> _Exercise material_:

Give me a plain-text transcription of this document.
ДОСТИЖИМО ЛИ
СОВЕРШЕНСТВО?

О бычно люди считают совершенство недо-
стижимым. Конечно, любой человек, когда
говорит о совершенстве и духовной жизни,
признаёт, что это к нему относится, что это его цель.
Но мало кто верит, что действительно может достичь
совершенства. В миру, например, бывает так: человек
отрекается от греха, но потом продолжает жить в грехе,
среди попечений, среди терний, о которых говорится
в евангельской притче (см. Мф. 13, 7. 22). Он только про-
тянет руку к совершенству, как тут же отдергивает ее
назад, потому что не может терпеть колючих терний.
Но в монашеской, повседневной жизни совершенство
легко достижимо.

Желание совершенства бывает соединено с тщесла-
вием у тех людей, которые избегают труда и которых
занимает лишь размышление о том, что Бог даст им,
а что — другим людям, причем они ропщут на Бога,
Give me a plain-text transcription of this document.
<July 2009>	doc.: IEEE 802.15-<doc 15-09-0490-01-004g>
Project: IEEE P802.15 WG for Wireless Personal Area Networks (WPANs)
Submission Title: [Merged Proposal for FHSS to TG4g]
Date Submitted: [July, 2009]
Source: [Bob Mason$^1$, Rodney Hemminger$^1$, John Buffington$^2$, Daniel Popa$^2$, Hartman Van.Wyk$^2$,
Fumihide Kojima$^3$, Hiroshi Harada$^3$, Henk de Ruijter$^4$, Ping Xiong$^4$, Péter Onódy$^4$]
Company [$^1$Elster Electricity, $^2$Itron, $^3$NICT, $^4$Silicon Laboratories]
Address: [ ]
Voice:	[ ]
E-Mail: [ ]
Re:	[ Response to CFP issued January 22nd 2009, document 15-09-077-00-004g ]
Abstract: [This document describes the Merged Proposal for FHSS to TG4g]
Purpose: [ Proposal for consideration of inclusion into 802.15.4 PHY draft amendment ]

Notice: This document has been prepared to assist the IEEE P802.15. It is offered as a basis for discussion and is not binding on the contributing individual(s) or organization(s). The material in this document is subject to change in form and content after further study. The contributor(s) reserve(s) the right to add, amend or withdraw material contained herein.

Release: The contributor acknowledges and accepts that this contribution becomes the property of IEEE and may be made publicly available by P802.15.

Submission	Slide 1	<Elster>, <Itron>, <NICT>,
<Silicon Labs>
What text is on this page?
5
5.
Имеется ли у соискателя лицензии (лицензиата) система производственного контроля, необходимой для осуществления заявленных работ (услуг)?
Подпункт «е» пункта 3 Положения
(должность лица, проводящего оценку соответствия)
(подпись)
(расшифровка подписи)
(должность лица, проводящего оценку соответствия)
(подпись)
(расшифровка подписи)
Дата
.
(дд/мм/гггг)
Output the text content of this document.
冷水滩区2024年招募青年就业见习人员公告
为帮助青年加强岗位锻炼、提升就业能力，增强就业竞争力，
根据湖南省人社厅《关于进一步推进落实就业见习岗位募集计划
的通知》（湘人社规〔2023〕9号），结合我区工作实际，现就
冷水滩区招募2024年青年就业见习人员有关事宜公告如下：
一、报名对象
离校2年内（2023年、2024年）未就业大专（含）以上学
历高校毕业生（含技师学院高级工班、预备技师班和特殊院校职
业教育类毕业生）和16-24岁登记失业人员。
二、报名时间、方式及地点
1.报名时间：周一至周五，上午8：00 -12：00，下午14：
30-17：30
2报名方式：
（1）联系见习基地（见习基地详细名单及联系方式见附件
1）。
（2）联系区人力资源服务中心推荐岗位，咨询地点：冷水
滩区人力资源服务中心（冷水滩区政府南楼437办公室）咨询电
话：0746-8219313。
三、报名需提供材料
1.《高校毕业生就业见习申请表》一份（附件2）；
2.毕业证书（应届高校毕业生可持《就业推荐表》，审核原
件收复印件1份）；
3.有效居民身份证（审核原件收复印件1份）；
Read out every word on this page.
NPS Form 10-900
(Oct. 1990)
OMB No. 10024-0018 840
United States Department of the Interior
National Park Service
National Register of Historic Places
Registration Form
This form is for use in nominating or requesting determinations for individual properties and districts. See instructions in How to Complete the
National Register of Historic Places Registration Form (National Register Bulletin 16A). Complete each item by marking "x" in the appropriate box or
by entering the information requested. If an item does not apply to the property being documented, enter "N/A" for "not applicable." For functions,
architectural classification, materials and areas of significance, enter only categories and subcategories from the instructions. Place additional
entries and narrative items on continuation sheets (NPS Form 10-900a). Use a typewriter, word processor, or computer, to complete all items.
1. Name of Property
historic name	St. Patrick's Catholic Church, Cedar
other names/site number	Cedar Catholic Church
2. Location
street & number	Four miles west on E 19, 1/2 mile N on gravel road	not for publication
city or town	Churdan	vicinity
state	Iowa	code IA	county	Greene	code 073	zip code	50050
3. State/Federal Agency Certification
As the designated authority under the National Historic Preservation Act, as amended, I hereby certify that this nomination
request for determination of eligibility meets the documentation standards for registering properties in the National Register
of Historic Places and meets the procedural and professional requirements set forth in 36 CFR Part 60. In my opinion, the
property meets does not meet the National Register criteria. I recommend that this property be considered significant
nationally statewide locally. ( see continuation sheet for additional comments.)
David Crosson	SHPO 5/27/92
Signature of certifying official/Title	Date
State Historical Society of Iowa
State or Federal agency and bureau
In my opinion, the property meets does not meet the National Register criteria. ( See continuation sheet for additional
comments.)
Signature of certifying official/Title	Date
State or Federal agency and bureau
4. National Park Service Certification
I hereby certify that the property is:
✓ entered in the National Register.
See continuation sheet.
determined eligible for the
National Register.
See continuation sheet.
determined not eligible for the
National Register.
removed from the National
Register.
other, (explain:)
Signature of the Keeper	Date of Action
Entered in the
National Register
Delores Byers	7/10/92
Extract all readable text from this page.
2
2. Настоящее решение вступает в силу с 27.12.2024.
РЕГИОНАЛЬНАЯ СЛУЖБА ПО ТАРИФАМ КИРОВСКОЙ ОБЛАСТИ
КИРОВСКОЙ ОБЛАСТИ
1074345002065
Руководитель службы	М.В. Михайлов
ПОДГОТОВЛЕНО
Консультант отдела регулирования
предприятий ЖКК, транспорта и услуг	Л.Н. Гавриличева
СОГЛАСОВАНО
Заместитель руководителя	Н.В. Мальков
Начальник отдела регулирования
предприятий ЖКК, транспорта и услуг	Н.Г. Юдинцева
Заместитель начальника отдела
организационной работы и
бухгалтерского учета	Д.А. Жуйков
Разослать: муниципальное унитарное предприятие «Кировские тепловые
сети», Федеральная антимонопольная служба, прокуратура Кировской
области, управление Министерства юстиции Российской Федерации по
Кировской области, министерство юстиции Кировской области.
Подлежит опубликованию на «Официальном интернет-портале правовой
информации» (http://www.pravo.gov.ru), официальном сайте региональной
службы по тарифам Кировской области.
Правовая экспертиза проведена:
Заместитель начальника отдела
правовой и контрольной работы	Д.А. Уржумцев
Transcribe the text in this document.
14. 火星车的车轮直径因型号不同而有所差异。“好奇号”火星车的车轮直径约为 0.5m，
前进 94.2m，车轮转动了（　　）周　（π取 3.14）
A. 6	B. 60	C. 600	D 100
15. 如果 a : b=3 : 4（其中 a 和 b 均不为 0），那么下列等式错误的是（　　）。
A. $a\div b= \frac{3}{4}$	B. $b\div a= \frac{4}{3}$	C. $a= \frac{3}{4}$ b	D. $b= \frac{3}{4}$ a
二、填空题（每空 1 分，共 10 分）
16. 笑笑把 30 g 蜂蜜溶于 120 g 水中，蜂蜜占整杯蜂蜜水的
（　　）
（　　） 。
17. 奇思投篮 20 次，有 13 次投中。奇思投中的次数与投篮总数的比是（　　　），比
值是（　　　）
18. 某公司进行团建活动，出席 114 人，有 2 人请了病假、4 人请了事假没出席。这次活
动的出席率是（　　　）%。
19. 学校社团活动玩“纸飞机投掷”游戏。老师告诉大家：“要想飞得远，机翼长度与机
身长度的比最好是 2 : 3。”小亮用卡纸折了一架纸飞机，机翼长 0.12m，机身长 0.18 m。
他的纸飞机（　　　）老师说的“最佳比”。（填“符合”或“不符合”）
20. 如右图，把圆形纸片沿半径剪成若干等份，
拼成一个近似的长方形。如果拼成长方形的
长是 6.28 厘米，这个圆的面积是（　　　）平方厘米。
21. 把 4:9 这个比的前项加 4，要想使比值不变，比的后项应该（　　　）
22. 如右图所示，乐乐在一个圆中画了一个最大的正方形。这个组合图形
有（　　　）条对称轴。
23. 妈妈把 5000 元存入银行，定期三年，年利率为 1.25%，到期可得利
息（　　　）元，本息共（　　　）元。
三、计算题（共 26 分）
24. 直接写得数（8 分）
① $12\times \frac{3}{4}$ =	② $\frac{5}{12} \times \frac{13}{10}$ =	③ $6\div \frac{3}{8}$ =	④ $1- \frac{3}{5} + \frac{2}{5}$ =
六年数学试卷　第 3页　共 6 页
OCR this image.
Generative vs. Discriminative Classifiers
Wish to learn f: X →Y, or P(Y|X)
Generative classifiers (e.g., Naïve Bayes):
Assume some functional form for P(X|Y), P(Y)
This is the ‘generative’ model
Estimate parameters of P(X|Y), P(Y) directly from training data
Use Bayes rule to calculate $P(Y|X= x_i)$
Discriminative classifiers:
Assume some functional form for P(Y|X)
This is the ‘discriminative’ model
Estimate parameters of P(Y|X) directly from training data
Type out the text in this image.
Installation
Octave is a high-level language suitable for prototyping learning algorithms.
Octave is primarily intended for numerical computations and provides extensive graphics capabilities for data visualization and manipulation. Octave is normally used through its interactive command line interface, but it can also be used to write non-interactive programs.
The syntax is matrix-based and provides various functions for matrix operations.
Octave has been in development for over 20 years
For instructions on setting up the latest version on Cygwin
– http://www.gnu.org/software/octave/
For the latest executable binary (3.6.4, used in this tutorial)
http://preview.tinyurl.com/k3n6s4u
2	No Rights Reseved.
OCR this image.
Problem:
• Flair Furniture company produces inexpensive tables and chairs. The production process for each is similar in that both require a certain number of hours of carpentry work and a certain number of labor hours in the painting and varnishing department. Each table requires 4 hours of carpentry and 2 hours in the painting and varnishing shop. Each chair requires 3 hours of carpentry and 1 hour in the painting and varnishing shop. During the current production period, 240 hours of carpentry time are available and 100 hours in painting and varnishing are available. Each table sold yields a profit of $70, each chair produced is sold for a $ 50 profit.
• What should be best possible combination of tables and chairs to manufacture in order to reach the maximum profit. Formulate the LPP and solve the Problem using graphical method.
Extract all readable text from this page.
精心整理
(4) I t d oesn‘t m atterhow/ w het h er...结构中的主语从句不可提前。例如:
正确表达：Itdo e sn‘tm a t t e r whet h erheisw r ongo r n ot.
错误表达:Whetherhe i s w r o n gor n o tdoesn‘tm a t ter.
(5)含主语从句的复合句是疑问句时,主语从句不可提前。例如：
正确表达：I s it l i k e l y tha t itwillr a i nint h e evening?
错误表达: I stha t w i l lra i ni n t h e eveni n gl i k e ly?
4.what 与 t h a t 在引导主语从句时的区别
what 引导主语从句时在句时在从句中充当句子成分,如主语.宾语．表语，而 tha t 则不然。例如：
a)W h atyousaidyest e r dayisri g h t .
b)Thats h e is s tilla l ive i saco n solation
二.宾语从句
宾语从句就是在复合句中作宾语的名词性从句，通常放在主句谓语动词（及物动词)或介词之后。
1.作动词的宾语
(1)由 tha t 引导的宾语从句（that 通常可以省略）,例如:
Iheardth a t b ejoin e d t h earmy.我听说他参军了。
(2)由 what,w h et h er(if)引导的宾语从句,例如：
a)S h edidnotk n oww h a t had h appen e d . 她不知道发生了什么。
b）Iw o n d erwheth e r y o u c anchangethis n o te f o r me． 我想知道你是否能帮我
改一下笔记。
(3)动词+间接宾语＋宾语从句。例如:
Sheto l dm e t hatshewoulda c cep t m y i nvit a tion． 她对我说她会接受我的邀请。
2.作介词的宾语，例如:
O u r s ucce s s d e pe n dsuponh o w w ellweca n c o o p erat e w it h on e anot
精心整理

> _What you should do_: From the entries, copy out each line containing the word "been".

> _Solution_:
Notice: This document has been prepared to assist the IEEE P802.15. It is offered as a basis for discussion and is not binding on the contributing individual(s) or organization(s). The material in this document is subject to change in form and content after further study. The contributor(s) reserve(s) the right to add, amend or withdraw material contained herein.
Octave has been in development for over 20 years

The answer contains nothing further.